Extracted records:
........
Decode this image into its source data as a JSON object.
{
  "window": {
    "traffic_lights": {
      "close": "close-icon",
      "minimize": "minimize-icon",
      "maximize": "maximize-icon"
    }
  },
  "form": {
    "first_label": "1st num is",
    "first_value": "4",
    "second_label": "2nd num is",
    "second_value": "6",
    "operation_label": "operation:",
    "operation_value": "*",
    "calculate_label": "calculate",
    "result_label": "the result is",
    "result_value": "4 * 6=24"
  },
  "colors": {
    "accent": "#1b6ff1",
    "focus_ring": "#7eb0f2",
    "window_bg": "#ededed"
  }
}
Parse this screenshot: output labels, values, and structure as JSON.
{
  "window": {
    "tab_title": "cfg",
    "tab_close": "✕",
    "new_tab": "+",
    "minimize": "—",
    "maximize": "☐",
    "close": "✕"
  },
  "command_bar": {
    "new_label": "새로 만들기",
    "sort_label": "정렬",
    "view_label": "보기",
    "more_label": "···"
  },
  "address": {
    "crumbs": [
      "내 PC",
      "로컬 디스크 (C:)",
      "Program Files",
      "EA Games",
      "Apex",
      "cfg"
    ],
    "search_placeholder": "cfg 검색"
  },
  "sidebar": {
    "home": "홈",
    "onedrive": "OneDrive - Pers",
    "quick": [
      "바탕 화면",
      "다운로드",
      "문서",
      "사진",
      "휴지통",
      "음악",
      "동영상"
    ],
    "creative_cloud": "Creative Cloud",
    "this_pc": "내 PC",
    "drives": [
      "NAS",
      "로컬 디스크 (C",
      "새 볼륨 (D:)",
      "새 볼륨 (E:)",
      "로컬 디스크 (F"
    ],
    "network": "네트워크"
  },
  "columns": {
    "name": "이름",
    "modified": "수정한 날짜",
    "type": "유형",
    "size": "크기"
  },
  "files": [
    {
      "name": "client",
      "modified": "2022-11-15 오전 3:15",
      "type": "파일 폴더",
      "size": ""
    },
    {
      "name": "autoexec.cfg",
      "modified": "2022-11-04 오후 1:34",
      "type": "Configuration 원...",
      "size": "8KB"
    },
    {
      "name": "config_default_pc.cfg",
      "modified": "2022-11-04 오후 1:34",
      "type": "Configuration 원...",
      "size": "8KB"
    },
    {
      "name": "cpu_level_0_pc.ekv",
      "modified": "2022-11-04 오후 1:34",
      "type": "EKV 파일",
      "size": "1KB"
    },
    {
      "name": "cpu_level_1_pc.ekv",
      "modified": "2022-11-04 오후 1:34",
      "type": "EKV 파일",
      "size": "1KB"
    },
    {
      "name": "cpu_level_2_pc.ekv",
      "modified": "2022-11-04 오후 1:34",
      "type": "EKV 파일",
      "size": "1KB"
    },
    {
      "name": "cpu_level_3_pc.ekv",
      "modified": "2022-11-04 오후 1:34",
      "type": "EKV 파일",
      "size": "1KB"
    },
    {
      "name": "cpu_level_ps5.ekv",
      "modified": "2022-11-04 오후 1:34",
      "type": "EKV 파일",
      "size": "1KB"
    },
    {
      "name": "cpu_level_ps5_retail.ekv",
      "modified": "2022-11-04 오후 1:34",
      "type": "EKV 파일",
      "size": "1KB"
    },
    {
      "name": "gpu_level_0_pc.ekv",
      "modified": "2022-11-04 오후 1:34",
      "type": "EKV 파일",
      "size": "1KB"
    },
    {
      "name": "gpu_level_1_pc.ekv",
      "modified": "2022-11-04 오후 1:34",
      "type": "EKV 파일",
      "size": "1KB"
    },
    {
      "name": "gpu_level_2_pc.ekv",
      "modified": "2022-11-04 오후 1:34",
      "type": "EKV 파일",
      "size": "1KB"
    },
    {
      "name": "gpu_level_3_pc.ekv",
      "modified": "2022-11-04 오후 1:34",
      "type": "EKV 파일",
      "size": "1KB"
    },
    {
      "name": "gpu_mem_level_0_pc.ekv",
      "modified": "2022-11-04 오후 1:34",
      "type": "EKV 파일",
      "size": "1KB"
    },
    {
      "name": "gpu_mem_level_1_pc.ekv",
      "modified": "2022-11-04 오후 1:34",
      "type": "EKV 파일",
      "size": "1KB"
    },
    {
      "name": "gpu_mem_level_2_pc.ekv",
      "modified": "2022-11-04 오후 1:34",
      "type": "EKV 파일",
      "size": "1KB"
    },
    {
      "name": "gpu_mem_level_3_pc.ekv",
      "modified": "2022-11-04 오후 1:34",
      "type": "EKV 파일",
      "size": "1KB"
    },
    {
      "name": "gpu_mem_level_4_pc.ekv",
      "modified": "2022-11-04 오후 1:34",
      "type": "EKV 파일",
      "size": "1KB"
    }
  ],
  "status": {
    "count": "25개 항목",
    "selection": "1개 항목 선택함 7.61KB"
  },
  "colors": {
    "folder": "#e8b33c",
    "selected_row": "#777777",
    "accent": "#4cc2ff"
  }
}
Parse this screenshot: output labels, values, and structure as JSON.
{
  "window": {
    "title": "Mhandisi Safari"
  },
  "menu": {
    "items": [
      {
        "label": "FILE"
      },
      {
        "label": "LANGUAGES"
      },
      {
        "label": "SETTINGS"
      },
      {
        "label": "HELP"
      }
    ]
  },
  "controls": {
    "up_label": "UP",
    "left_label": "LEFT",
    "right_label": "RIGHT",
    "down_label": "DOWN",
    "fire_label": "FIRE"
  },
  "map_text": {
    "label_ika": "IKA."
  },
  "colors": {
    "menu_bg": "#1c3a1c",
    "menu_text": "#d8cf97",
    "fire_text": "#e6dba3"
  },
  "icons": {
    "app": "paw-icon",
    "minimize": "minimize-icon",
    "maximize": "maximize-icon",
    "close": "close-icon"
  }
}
........
Give back the whole listing, word for word.

Decode this image into its source data as a JSON object.
{
  "window": {
    "traffic_lights": {
      "close": "close-icon",
      "minimize": "minimize-icon",
      "maximize": "maximize-icon"
    }
  },
  "form": {
    "first_label": "1st num is",
    "first_value": "4",
    "second_label": "2nd num is",
    "second_value": "6",
    "operation_label": "operation:",
    "operation_value": "*",
    "calculate_label": "calculate",
    "result_label": "the result is",
    "result_value": "4 * 6=24"
  },
  "colors": {
    "accent": "#1b6ff1",
    "focus_ring": "#7eb0f2",
    "window_bg": "#ededed"
  }
}
Parse this screenshot: output labels, values, and structure as JSON.
{
  "window": {
    "tab_title": "cfg",
    "tab_close": "✕",
    "new_tab": "+",
    "minimize": "—",
    "maximize": "☐",
    "close": "✕"
  },
  "command_bar": {
    "new_label": "새로 만들기",
    "sort_label": "정렬",
    "view_label": "보기",
    "more_label": "···"
  },
  "address": {
    "crumbs": [
      "내 PC",
      "로컬 디스크 (C:)",
      "Program Files",
      "EA Games",
      "Apex",
      "cfg"
    ],
    "search_placeholder": "cfg 검색"
  },
  "sidebar": {
    "home": "홈",
    "onedrive": "OneDrive - Pers",
    "quick": [
      "바탕 화면",
      "다운로드",
      "문서",
      "사진",
      "휴지통",
      "음악",
      "동영상"
    ],
    "creative_cloud": "Creative Cloud",
    "this_pc": "내 PC",
    "drives": [
      "NAS",
      "로컬 디스크 (C",
      "새 볼륨 (D:)",
      "새 볼륨 (E:)",
      "로컬 디스크 (F"
    ],
    "network": "네트워크"
  },
  "columns": {
    "name": "이름",
    "modified": "수정한 날짜",
    "type": "유형",
    "size": "크기"
  },
  "files": [
    {
      "name": "client",
      "modified": "2022-11-15 오전 3:15",
      "type": "파일 폴더",
      "size": ""
    },
    {
      "name": "autoexec.cfg",
      "modified": "2022-11-04 오후 1:34",
      "type": "Configuration 원...",
      "size": "8KB"
    },
    {
      "name": "config_default_pc.cfg",
      "modified": "2022-11-04 오후 1:34",
      "type": "Configuration 원...",
      "size": "8KB"
    },
    {
      "name": "cpu_level_0_pc.ekv",
      "modified": "2022-11-04 오후 1:34",
      "type": "EKV 파일",
      "size": "1KB"
    },
    {
      "name": "cpu_level_1_pc.ekv",
      "modified": "2022-11-04 오후 1:34",
      "type": "EKV 파일",
      "size": "1KB"
    },
    {
      "name": "cpu_level_2_pc.ekv",
      "modified": "2022-11-04 오후 1:34",
      "type": "EKV 파일",
      "size": "1KB"
    },
    {
      "name": "cpu_level_3_pc.ekv",
      "modified": "2022-11-04 오후 1:34",
      "type": "EKV 파일",
      "size": "1KB"
    },
    {
      "name": "cpu_level_ps5.ekv",
      "modified": "2022-11-04 오후 1:34",
      "type": "EKV 파일",
      "size": "1KB"
    },
    {
      "name": "cpu_level_ps5_retail.ekv",
      "modified": "2022-11-04 오후 1:34",
      "type": "EKV 파일",
      "size": "1KB"
    },
    {
      "name": "gpu_level_0_pc.ekv",
      "modified": "2022-11-04 오후 1:34",
      "type": "EKV 파일",
      "size": "1KB"
    },
    {
      "name": "gpu_level_1_pc.ekv",
      "modified": "2022-11-04 오후 1:34",
      "type": "EKV 파일",
      "size": "1KB"
    },
    {
      "name": "gpu_level_2_pc.ekv",
      "modified": "2022-11-04 오후 1:34",
      "type": "EKV 파일",
      "size": "1KB"
    },
    {
      "name": "gpu_level_3_pc.ekv",
      "modified": "2022-11-04 오후 1:34",
      "type": "EKV 파일",
      "size": "1KB"
    },
    {
      "name": "gpu_mem_level_0_pc.ekv",
      "modified": "2022-11-04 오후 1:34",
      "type": "EKV 파일",
      "size": "1KB"
    },
    {
      "name": "gpu_mem_level_1_pc.ekv",
      "modified": "2022-11-04 오후 1:34",
      "type": "EKV 파일",
      "size": "1KB"
    },
    {
      "name": "gpu_mem_level_2_pc.ekv",
      "modified": "2022-11-04 오후 1:34",
      "type": "EKV 파일",
      "size": "1KB"
    },
    {
      "name": "gpu_mem_level_3_pc.ekv",
      "modified": "2022-11-04 오후 1:34",
      "type": "EKV 파일",
      "size": "1KB"
    },
    {
      "name": "gpu_mem_level_4_pc.ekv",
      "modified": "2022-11-04 오후 1:34",
      "type": "EKV 파일",
      "size": "1KB"
    }
  ],
  "status": {
    "count": "25개 항목",
    "selection": "1개 항목 선택함 7.61KB"
  },
  "colors": {
    "folder": "#e8b33c",
    "selected_row": "#777777",
    "accent": "#4cc2ff"
  }
}
Parse this screenshot: output labels, values, and structure as JSON.
{
  "window": {
    "title": "Mhandisi Safari"
  },
  "menu": {
    "items": [
      {
        "label": "FILE"
      },
      {
        "label": "LANGUAGES"
      },
      {
        "label": "SETTINGS"
      },
      {
        "label": "HELP"
      }
    ]
  },
  "controls": {
    "up_label": "UP",
    "left_label": "LEFT",
    "right_label": "RIGHT",
    "down_label": "DOWN",
    "fire_label": "FIRE"
  },
  "map_text": {
    "label_ika": "IKA."
  },
  "colors": {
    "menu_bg": "#1c3a1c",
    "menu_text": "#d8cf97",
    "fire_text": "#e6dba3"
  },
  "icons": {
    "app": "paw-icon",
    "minimize": "minimize-icon",
    "maximize": "maximize-icon",
    "close": "close-icon"
  }
}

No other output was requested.